▸ WHAT TO WORK ON
Look through the records below, and copy out every line that holds the string "టపగల".

▸ Data items
┄┄┄┄┄┄┄┄┄┄┄┄┄┄┄┄┄┄┄┄
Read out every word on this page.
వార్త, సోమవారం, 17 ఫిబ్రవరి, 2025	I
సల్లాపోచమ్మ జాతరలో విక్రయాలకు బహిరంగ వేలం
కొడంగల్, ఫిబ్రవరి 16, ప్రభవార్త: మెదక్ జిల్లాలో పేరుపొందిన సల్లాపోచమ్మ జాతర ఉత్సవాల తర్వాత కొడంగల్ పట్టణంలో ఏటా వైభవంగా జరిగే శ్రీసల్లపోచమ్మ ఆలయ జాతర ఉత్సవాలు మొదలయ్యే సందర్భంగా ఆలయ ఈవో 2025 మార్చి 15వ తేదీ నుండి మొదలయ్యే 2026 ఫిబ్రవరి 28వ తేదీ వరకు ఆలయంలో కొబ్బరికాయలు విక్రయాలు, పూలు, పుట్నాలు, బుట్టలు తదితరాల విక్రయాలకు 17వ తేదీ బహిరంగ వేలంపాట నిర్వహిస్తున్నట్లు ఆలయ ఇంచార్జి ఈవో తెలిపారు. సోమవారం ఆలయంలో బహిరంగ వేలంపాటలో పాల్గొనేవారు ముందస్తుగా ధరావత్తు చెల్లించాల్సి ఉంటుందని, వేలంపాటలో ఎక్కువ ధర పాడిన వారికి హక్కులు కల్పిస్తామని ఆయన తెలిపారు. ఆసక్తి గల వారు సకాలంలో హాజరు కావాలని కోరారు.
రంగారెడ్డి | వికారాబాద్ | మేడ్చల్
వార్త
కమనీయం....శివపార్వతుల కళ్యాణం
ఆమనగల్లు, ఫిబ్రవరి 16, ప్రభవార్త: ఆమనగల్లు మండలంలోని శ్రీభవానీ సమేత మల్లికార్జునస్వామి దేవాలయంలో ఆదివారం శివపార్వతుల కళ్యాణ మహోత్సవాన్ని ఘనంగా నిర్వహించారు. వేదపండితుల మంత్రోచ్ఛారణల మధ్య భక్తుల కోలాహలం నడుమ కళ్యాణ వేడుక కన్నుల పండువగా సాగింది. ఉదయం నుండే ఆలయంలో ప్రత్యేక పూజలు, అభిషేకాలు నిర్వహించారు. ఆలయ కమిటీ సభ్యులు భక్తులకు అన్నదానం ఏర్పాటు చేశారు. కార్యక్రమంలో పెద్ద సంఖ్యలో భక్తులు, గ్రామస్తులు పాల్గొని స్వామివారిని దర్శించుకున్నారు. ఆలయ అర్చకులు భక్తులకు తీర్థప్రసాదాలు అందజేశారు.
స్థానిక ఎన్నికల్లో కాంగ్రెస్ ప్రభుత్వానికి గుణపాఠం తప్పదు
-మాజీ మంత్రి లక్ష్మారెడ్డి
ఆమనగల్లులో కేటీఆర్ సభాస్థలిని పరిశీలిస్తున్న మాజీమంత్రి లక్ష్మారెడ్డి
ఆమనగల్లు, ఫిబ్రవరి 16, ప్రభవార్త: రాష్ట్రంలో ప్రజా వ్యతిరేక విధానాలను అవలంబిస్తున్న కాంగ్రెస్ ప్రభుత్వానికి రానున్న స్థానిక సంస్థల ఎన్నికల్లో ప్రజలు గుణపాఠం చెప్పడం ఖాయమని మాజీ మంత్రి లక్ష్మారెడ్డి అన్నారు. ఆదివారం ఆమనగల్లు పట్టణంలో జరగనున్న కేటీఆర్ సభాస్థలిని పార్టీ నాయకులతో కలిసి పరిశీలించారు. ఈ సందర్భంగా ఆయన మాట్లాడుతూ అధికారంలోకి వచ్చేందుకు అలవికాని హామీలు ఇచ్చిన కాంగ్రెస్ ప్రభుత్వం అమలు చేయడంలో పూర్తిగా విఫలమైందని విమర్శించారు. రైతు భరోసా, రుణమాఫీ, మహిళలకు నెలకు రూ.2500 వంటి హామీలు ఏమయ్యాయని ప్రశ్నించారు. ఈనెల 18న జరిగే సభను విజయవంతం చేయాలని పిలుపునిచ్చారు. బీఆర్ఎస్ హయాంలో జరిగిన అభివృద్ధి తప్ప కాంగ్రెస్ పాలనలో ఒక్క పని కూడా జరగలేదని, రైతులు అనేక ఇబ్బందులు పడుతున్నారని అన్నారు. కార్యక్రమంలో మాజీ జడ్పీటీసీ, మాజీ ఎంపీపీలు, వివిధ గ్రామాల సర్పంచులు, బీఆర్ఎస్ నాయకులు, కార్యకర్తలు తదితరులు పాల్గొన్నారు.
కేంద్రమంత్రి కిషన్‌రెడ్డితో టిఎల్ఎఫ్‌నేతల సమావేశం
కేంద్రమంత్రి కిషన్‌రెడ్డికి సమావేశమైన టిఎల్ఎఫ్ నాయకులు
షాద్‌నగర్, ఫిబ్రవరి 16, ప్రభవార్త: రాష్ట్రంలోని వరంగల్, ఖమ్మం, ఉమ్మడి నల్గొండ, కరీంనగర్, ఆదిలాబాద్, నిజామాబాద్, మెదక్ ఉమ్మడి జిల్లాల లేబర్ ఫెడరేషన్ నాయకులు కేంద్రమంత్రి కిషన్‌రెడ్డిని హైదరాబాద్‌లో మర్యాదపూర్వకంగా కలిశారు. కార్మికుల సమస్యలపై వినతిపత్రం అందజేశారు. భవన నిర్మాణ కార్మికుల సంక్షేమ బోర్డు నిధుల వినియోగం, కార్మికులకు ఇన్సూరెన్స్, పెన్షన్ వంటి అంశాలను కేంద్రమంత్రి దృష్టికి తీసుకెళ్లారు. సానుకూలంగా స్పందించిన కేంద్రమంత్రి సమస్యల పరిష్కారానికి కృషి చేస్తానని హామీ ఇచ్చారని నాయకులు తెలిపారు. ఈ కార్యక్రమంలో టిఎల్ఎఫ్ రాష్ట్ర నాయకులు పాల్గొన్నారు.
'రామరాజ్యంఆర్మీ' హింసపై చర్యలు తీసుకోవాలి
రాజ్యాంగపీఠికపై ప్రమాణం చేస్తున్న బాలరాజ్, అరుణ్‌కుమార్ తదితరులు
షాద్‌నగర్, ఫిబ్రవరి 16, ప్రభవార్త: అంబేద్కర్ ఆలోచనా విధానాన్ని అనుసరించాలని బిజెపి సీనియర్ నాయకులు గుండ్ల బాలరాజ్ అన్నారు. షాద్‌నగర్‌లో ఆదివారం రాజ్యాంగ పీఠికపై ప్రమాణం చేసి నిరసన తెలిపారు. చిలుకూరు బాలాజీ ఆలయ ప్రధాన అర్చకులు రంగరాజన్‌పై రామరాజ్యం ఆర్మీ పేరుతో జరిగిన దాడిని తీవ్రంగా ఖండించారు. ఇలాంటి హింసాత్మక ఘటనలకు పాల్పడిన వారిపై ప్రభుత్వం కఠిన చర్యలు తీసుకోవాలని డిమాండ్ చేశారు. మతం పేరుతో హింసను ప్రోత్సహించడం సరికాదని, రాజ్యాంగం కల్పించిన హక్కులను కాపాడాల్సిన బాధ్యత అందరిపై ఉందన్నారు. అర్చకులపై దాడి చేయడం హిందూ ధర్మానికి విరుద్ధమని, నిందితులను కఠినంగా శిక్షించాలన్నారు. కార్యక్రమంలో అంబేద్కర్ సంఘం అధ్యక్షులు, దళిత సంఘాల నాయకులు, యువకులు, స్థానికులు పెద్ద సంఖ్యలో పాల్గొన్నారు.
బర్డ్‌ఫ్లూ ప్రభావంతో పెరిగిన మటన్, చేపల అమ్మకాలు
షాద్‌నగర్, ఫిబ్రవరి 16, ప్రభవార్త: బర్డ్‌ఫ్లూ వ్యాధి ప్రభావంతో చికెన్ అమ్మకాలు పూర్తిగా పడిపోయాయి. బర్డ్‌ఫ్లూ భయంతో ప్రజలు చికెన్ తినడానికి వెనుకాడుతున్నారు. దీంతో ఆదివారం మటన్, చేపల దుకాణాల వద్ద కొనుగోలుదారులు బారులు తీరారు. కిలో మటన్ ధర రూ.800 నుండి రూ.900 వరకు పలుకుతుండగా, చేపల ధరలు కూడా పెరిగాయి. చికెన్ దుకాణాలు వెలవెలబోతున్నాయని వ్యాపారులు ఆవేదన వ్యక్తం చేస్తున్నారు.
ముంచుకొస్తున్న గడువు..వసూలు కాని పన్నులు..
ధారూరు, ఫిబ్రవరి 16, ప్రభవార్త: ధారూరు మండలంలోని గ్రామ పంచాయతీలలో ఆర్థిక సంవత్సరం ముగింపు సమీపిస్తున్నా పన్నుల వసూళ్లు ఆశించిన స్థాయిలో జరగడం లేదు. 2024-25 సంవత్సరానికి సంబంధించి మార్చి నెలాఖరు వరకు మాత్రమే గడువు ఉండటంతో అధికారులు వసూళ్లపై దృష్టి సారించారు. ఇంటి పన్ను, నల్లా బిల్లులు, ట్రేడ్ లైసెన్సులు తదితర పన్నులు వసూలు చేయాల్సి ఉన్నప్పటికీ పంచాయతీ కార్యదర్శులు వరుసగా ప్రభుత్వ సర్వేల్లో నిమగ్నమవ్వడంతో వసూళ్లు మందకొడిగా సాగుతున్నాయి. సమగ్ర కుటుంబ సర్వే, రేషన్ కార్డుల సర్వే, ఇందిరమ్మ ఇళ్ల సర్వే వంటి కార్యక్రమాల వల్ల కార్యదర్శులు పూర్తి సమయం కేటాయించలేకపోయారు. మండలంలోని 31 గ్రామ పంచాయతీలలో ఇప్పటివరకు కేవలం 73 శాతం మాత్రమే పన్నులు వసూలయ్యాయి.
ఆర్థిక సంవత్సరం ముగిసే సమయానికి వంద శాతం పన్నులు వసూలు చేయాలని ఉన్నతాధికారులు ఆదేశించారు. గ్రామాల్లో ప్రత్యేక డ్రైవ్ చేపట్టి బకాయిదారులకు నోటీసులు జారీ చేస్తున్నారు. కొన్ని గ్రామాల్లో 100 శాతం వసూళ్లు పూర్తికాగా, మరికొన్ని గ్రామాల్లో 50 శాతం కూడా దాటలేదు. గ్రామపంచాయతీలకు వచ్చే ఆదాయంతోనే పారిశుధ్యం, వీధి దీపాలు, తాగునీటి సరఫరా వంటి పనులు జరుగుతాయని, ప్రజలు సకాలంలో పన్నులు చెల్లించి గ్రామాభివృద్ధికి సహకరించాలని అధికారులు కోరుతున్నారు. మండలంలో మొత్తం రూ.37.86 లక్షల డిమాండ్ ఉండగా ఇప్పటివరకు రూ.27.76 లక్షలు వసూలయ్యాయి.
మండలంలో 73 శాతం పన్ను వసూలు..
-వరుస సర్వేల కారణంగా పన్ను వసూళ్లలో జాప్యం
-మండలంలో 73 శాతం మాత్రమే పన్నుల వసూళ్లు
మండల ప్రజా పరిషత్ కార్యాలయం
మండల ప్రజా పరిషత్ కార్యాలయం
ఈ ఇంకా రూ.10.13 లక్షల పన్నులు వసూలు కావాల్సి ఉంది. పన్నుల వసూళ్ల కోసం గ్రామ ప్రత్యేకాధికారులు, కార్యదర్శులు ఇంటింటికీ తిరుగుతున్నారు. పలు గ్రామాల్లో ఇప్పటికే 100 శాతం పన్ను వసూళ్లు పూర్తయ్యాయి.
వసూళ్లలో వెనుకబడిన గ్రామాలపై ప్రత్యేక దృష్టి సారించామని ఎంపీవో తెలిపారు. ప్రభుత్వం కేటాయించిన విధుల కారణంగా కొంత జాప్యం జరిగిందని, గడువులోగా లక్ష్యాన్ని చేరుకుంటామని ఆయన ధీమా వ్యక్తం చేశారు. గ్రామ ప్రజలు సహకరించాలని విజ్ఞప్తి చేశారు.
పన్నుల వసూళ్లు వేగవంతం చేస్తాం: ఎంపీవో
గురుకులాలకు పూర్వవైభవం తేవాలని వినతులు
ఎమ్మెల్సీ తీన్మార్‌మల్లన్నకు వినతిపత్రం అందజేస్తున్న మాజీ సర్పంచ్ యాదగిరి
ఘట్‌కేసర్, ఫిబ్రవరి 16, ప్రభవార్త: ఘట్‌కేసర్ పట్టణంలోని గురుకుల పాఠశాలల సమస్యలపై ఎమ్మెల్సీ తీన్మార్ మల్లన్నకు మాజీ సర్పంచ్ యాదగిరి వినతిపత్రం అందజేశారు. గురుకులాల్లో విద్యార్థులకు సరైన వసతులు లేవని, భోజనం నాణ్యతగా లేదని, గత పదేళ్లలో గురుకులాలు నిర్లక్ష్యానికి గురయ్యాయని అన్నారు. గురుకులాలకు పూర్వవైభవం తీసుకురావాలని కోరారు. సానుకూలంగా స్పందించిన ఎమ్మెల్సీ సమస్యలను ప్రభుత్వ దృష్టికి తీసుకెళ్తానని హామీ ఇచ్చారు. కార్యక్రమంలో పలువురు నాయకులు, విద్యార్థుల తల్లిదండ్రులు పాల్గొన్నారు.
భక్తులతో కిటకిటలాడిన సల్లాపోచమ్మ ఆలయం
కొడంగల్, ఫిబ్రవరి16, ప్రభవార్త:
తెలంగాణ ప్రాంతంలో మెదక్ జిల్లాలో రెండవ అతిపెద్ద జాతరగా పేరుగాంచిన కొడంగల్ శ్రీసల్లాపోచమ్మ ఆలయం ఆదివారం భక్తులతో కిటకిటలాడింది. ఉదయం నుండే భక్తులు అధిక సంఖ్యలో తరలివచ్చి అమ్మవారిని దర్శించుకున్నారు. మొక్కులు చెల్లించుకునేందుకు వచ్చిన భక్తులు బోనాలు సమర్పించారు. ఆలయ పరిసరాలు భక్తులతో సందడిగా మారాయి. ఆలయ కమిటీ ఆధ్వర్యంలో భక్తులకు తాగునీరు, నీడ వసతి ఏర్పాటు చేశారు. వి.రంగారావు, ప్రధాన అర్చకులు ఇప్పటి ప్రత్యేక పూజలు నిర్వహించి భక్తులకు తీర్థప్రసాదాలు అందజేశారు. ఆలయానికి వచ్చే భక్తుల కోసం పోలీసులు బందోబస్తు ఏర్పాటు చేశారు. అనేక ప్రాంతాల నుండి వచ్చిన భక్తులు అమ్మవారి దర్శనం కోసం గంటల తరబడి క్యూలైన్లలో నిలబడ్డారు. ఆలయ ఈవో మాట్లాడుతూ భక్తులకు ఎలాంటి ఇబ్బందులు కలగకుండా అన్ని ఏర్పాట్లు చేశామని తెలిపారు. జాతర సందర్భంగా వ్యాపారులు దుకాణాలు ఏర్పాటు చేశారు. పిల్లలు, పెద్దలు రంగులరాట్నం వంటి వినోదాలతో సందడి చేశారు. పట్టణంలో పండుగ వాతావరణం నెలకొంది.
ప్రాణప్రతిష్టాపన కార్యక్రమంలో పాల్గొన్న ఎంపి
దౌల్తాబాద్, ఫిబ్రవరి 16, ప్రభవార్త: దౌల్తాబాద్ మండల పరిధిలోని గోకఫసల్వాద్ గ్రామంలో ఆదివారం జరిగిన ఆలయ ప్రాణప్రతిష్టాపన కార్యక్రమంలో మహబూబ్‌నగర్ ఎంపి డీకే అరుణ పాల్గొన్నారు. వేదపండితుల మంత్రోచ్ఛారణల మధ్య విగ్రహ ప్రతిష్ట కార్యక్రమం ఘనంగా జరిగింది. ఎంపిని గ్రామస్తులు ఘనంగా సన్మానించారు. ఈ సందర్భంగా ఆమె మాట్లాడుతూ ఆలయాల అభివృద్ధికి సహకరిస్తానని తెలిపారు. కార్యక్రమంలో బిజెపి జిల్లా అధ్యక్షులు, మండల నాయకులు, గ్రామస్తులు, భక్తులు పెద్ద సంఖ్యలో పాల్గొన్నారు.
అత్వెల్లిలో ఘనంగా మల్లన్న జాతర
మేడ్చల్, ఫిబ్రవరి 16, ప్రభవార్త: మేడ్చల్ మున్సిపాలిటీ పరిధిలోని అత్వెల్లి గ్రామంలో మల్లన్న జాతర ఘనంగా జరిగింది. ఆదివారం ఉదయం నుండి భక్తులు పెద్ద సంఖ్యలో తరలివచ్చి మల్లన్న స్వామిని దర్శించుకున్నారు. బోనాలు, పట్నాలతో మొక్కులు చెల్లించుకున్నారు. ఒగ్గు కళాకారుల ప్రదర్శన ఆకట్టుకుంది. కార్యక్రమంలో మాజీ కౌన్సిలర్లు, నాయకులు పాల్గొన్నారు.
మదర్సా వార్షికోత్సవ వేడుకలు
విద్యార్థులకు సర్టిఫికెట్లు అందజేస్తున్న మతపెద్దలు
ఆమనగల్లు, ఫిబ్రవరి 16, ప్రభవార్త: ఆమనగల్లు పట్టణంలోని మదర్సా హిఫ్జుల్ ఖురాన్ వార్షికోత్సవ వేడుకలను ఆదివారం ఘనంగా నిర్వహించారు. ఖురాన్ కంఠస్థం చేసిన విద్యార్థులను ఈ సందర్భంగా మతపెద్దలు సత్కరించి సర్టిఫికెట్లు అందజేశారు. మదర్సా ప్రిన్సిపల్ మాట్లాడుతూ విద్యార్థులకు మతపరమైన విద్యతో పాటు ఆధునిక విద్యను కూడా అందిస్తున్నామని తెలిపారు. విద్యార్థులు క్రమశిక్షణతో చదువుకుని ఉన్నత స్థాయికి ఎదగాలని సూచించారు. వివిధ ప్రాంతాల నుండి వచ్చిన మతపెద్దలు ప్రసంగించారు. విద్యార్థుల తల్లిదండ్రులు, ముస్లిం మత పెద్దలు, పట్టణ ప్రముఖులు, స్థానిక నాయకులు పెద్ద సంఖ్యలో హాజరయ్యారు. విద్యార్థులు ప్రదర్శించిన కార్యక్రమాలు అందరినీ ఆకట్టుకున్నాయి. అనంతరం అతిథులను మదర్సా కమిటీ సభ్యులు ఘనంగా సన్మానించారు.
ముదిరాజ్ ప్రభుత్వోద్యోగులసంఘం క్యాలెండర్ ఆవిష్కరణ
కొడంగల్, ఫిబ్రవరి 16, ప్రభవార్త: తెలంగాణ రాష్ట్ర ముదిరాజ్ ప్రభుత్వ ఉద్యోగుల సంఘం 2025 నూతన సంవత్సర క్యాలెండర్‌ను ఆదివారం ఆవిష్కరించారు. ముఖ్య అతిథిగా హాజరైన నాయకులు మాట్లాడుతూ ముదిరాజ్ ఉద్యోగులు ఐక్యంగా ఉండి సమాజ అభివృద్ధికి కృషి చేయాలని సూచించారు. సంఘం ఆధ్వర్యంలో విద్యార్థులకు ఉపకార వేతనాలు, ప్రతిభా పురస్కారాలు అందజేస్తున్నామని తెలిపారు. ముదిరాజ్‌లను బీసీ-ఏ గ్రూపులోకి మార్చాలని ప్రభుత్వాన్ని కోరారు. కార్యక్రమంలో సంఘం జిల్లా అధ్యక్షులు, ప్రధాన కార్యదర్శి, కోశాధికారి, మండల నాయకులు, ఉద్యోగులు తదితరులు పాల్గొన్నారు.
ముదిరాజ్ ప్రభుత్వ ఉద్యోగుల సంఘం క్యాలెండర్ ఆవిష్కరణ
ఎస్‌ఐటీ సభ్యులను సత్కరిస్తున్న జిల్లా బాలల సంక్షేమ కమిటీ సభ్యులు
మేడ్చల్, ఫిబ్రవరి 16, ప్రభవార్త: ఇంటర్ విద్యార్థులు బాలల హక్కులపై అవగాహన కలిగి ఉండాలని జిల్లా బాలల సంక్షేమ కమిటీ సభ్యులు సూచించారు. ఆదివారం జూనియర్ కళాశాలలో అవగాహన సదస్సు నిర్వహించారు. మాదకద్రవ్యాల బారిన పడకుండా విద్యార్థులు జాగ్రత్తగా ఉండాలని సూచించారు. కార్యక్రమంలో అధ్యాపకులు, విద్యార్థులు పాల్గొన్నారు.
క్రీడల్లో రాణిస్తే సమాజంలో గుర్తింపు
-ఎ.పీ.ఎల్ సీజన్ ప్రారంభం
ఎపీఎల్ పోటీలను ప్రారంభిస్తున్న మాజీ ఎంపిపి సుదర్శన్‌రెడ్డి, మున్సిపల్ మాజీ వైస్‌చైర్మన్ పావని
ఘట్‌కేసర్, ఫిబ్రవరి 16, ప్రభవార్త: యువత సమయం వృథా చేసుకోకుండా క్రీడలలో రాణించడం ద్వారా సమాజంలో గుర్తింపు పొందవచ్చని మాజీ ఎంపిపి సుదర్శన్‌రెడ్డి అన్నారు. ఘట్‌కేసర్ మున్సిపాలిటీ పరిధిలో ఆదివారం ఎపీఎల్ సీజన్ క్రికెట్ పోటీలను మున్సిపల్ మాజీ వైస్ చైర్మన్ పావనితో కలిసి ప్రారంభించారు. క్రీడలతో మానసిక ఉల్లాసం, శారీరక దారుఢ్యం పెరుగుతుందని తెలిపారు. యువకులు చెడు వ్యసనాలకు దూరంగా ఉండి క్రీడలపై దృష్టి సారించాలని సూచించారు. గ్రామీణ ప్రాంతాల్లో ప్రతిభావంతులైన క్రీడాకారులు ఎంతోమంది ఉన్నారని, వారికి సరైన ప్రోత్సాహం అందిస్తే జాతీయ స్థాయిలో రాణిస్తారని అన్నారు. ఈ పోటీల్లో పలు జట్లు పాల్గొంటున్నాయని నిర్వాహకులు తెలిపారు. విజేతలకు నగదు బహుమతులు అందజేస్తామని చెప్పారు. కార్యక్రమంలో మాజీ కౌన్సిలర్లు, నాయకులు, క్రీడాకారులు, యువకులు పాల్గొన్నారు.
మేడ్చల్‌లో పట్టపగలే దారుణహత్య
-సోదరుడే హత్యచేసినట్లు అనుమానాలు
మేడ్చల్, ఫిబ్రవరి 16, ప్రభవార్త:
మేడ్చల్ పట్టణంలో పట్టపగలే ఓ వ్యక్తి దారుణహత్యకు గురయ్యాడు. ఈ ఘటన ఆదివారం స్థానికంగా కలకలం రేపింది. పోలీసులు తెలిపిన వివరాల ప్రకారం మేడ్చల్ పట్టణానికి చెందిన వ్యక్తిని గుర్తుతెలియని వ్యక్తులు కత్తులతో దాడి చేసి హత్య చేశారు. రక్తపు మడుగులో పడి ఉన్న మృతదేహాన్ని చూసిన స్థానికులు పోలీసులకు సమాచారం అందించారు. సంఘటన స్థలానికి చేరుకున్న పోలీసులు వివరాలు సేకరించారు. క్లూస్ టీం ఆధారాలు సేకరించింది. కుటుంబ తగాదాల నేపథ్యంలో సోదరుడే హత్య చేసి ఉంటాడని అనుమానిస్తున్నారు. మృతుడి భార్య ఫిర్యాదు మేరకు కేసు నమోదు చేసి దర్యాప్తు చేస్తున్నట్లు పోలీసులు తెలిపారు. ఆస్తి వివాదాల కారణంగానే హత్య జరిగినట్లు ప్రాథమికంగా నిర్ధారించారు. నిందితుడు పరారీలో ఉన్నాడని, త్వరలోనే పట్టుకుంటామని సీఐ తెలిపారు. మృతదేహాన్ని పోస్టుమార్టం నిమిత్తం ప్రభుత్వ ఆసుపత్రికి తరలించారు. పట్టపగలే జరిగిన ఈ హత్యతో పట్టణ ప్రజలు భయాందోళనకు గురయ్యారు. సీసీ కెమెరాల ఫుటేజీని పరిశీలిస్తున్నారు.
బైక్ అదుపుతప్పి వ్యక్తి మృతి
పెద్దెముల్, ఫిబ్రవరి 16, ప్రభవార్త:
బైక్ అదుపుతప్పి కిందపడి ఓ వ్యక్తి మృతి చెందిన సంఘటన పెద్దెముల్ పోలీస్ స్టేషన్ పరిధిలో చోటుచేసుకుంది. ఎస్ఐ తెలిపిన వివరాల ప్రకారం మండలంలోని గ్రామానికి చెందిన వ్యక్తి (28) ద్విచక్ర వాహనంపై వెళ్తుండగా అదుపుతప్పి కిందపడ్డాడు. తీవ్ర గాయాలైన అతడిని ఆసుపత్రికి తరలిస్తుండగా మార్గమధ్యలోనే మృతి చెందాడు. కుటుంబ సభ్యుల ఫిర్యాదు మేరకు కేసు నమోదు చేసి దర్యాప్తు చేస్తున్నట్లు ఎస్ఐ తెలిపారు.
┄┄┄┄┄┄┄┄┄┄┄┄┄┄┄┄┄┄┄┄
▸ FULL SOLUTION
మేడ్చల్‌లో పట్టపగలే దారుణహత్య
మేడ్చల్ పట్టణంలో పట్టపగలే ఓ వ్యక్తి దారుణహత్యకు గురయ్యాడు. ఈ ఘటన ఆదివారం స్థానికంగా కలకలం రేపింది. పోలీసులు తెలిపిన వివరాల ప్రకారం మేడ్చల్ పట్టణానికి చెందిన వ్యక్తిని గుర్తుతెలియని వ్యక్తులు కత్తులతో దాడి చేసి హత్య చేశారు. రక్తపు మడుగులో పడి ఉన్న మృతదేహాన్ని చూసిన స్థానికులు పోలీసులకు సమాచారం అందించారు. సంఘటన స్థలానికి చేరుకున్న పోలీసులు వివరాలు సేకరించారు. క్లూస్ టీం ఆధారాలు సేకరించింది. కుటుంబ తగాదాల నేపథ్యంలో సోదరుడే హత్య చేసి ఉంటాడని అనుమానిస్తున్నారు. మృతుడి భార్య ఫిర్యాదు మేరకు కేసు నమోదు చేసి దర్యాప్తు చేస్తున్నట్లు పోలీసులు తెలిపారు. ఆస్తి వివాదాల కారణంగానే హత్య జరిగినట్లు ప్రాథమికంగా నిర్ధారించారు. నిందితుడు పరారీలో ఉన్నాడని, త్వరలోనే పట్టుకుంటామని సీఐ తెలిపారు. మృతదేహాన్ని పోస్టుమార్టం నిమిత్తం ప్రభుత్వ ఆసుపత్రికి తరలించారు. పట్టపగలే జరిగిన ఈ హత్యతో పట్టణ ప్రజలు భయాందోళనకు గురయ్యారు. సీసీ కెమెరాల ఫుటేజీని పరిశీలిస్తున్నారు.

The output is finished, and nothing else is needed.